[Directive]: Repeat the data verbatim.

--- Start Exercise materials ---

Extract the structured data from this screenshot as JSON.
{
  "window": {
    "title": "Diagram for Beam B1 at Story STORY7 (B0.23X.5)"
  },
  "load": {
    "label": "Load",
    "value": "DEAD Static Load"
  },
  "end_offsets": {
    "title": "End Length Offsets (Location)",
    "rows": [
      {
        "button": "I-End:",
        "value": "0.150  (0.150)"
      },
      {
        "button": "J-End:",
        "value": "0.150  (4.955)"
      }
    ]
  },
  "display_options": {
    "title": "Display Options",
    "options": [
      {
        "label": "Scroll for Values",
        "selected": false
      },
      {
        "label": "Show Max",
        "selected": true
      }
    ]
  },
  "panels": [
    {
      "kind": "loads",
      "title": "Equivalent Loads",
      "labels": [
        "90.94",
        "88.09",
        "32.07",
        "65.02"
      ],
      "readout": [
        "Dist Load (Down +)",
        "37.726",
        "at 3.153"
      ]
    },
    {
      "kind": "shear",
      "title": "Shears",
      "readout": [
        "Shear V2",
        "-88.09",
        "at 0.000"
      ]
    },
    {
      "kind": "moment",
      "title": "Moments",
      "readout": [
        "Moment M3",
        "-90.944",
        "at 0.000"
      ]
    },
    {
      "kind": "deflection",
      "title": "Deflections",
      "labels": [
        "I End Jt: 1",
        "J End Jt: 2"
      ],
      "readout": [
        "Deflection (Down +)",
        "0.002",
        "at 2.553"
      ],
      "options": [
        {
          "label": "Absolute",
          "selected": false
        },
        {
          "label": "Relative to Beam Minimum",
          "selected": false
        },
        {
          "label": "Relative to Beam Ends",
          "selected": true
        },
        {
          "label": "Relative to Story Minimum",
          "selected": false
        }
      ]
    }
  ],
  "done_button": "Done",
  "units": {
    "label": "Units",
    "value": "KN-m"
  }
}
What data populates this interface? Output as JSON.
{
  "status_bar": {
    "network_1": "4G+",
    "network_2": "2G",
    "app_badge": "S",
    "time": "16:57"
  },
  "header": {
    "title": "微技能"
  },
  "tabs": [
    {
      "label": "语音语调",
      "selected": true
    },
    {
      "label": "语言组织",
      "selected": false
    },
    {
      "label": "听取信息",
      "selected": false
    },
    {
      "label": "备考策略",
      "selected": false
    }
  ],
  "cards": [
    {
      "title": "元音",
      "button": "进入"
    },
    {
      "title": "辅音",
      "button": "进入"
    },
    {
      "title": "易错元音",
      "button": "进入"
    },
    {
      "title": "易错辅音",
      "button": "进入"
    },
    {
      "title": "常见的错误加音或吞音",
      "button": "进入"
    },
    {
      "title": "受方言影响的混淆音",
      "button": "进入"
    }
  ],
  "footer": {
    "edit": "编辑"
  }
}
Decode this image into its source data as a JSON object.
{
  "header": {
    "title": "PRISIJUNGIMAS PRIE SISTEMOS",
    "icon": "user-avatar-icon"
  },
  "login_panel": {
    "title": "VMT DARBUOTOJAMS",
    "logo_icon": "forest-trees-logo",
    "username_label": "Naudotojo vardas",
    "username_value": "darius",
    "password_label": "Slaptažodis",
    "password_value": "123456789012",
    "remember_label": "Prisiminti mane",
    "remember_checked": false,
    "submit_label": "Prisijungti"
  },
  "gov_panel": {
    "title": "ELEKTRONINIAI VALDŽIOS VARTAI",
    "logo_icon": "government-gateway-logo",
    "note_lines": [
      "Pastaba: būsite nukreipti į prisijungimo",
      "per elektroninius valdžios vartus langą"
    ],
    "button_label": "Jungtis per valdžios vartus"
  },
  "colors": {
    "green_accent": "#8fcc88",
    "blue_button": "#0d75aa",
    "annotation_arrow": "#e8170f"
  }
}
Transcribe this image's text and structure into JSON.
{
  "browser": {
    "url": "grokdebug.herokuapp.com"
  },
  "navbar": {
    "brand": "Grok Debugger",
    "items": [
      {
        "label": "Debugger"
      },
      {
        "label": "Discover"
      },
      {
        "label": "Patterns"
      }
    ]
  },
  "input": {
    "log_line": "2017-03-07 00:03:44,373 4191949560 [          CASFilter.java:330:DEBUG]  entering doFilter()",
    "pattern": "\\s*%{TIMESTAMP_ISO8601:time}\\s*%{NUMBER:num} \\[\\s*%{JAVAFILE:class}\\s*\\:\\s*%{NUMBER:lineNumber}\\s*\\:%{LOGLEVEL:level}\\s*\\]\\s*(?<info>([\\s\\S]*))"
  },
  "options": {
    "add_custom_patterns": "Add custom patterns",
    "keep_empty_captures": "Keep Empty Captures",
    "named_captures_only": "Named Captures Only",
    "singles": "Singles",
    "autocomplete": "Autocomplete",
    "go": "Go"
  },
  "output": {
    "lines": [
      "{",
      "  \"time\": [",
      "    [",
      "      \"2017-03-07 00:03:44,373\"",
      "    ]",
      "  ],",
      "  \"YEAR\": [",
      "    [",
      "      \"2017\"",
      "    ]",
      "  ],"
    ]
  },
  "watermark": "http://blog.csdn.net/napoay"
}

--- End Exercise materials ---

[Response for this exercise]:
Extract the structured data from this screenshot as JSON.
{
  "window": {
    "title": "Diagram for Beam B1 at Story STORY7 (B0.23X.5)"
  },
  "load": {
    "label": "Load",
    "value": "DEAD Static Load"
  },
  "end_offsets": {
    "title": "End Length Offsets (Location)",
    "rows": [
      {
        "button": "I-End:",
        "value": "0.150  (0.150)"
      },
      {
        "button": "J-End:",
        "value": "0.150  (4.955)"
      }
    ]
  },
  "display_options": {
    "title": "Display Options",
    "options": [
      {
        "label": "Scroll for Values",
        "selected": false
      },
      {
        "label": "Show Max",
        "selected": true
      }
    ]
  },
  "panels": [
    {
      "kind": "loads",
      "title": "Equivalent Loads",
      "labels": [
        "90.94",
        "88.09",
        "32.07",
        "65.02"
      ],
      "readout": [
        "Dist Load (Down +)",
        "37.726",
        "at 3.153"
      ]
    },
    {
      "kind": "shear",
      "title": "Shears",
      "readout": [
        "Shear V2",
        "-88.09",
        "at 0.000"
      ]
    },
    {
      "kind": "moment",
      "title": "Moments",
      "readout": [
        "Moment M3",
        "-90.944",
        "at 0.000"
      ]
    },
    {
      "kind": "deflection",
      "title": "Deflections",
      "labels": [
        "I End Jt: 1",
        "J End Jt: 2"
      ],
      "readout": [
        "Deflection (Down +)",
        "0.002",
        "at 2.553"
      ],
      "options": [
        {
          "label": "Absolute",
          "selected": false
        },
        {
          "label": "Relative to Beam Minimum",
          "selected": false
        },
        {
          "label": "Relative to Beam Ends",
          "selected": true
        },
        {
          "label": "Relative to Story Minimum",
          "selected": false
        }
      ]
    }
  ],
  "done_button": "Done",
  "units": {
    "label": "Units",
    "value": "KN-m"
  }
}
What data populates this interface? Output as JSON.
{
  "status_bar": {
    "network_1": "4G+",
    "network_2": "2G",
    "app_badge": "S",
    "time": "16:57"
  },
  "header": {
    "title": "微技能"
  },
  "tabs": [
    {
      "label": "语音语调",
      "selected": true
    },
    {
      "label": "语言组织",
      "selected": false
    },
    {
      "label": "听取信息",
      "selected": false
    },
    {
      "label": "备考策略",
      "selected": false
    }
  ],
  "cards": [
    {
      "title": "元音",
      "button": "进入"
    },
    {
      "title": "辅音",
      "button": "进入"
    },
    {
      "title": "易错元音",
      "button": "进入"
    },
    {
      "title": "易错辅音",
      "button": "进入"
    },
    {
      "title": "常见的错误加音或吞音",
      "button": "进入"
    },
    {
      "title": "受方言影响的混淆音",
      "button": "进入"
    }
  ],
  "footer": {
    "edit": "编辑"
  }
}
Decode this image into its source data as a JSON object.
{
  "header": {
    "title": "PRISIJUNGIMAS PRIE SISTEMOS",
    "icon": "user-avatar-icon"
  },
  "login_panel": {
    "title": "VMT DARBUOTOJAMS",
    "logo_icon": "forest-trees-logo",
    "username_label": "Naudotojo vardas",
    "username_value": "darius",
    "password_label": "Slaptažodis",
    "password_value": "123456789012",
    "remember_label": "Prisiminti mane",
    "remember_checked": false,
    "submit_label": "Prisijungti"
  },
  "gov_panel": {
    "title": "ELEKTRONINIAI VALDŽIOS VARTAI",
    "logo_icon": "government-gateway-logo",
    "note_lines": [
      "Pastaba: būsite nukreipti į prisijungimo",
      "per elektroninius valdžios vartus langą"
    ],
    "button_label": "Jungtis per valdžios vartus"
  },
  "colors": {
    "green_accent": "#8fcc88",
    "blue_button": "#0d75aa",
    "annotation_arrow": "#e8170f"
  }
}
Transcribe this image's text and structure into JSON.
{
  "browser": {
    "url": "grokdebug.herokuapp.com"
  },
  "navbar": {
    "brand": "Grok Debugger",
    "items": [
      {
        "label": "Debugger"
      },
      {
        "label": "Discover"
      },
      {
        "label": "Patterns"
      }
    ]
  },
  "input": {
    "log_line": "2017-03-07 00:03:44,373 4191949560 [          CASFilter.java:330:DEBUG]  entering doFilter()",
    "pattern": "\\s*%{TIMESTAMP_ISO8601:time}\\s*%{NUMBER:num} \\[\\s*%{JAVAFILE:class}\\s*\\:\\s*%{NUMBER:lineNumber}\\s*\\:%{LOGLEVEL:level}\\s*\\]\\s*(?<info>([\\s\\S]*))"
  },
  "options": {
    "add_custom_patterns": "Add custom patterns",
    "keep_empty_captures": "Keep Empty Captures",
    "named_captures_only": "Named Captures Only",
    "singles": "Singles",
    "autocomplete": "Autocomplete",
    "go": "Go"
  },
  "output": {
    "lines": [
      "{",
      "  \"time\": [",
      "    [",
      "      \"2017-03-07 00:03:44,373\"",
      "    ]",
      "  ],",
      "  \"YEAR\": [",
      "    [",
      "      \"2017\"",
      "    ]",
      "  ],"
    ]
  },
  "watermark": "http://blog.csdn.net/napoay"
}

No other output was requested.